### Problem description
Print each line of the listing once more, precisely as given.

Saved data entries
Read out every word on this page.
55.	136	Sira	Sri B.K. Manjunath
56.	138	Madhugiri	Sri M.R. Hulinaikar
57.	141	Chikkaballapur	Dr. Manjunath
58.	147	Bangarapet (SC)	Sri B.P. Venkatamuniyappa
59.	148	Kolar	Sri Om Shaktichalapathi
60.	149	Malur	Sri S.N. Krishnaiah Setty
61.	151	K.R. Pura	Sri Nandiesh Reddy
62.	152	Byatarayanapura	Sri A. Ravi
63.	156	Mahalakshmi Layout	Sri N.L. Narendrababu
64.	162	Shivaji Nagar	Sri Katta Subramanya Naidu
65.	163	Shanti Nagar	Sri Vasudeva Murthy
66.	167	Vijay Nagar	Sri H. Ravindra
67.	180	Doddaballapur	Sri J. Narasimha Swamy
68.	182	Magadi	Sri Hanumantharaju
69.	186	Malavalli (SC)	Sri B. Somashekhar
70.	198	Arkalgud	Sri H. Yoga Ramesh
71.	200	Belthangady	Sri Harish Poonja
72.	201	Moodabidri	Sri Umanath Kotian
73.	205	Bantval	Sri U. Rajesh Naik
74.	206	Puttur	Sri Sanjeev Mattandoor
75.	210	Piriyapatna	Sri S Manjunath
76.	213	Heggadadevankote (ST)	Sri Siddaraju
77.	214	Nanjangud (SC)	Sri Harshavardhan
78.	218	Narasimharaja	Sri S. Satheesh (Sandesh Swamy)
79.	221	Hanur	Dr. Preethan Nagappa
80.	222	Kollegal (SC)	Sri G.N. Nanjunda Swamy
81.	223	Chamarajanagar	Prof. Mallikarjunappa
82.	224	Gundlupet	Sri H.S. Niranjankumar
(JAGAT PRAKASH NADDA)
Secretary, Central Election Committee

### Solution to the exercise
Read out every word on this page.
55.	136	Sira	Sri B.K. Manjunath
56.	138	Madhugiri	Sri M.R. Hulinaikar
57.	141	Chikkaballapur	Dr. Manjunath
58.	147	Bangarapet (SC)	Sri B.P. Venkatamuniyappa
59.	148	Kolar	Sri Om Shaktichalapathi
60.	149	Malur	Sri S.N. Krishnaiah Setty
61.	151	K.R. Pura	Sri Nandiesh Reddy
62.	152	Byatarayanapura	Sri A. Ravi
63.	156	Mahalakshmi Layout	Sri N.L. Narendrababu
64.	162	Shivaji Nagar	Sri Katta Subramanya Naidu
65.	163	Shanti Nagar	Sri Vasudeva Murthy
66.	167	Vijay Nagar	Sri H. Ravindra
67.	180	Doddaballapur	Sri J. Narasimha Swamy
68.	182	Magadi	Sri Hanumantharaju
69.	186	Malavalli (SC)	Sri B. Somashekhar
70.	198	Arkalgud	Sri H. Yoga Ramesh
71.	200	Belthangady	Sri Harish Poonja
72.	201	Moodabidri	Sri Umanath Kotian
73.	205	Bantval	Sri U. Rajesh Naik
74.	206	Puttur	Sri Sanjeev Mattandoor
75.	210	Piriyapatna	Sri S Manjunath
76.	213	Heggadadevankote (ST)	Sri Siddaraju
77.	214	Nanjangud (SC)	Sri Harshavardhan
78.	218	Narasimharaja	Sri S. Satheesh (Sandesh Swamy)
79.	221	Hanur	Dr. Preethan Nagappa
80.	222	Kollegal (SC)	Sri G.N. Nanjunda Swamy
81.	223	Chamarajanagar	Prof. Mallikarjunappa
82.	224	Gundlupet	Sri H.S. Niranjankumar
(JAGAT PRAKASH NADDA)
Secretary, Central Election Committee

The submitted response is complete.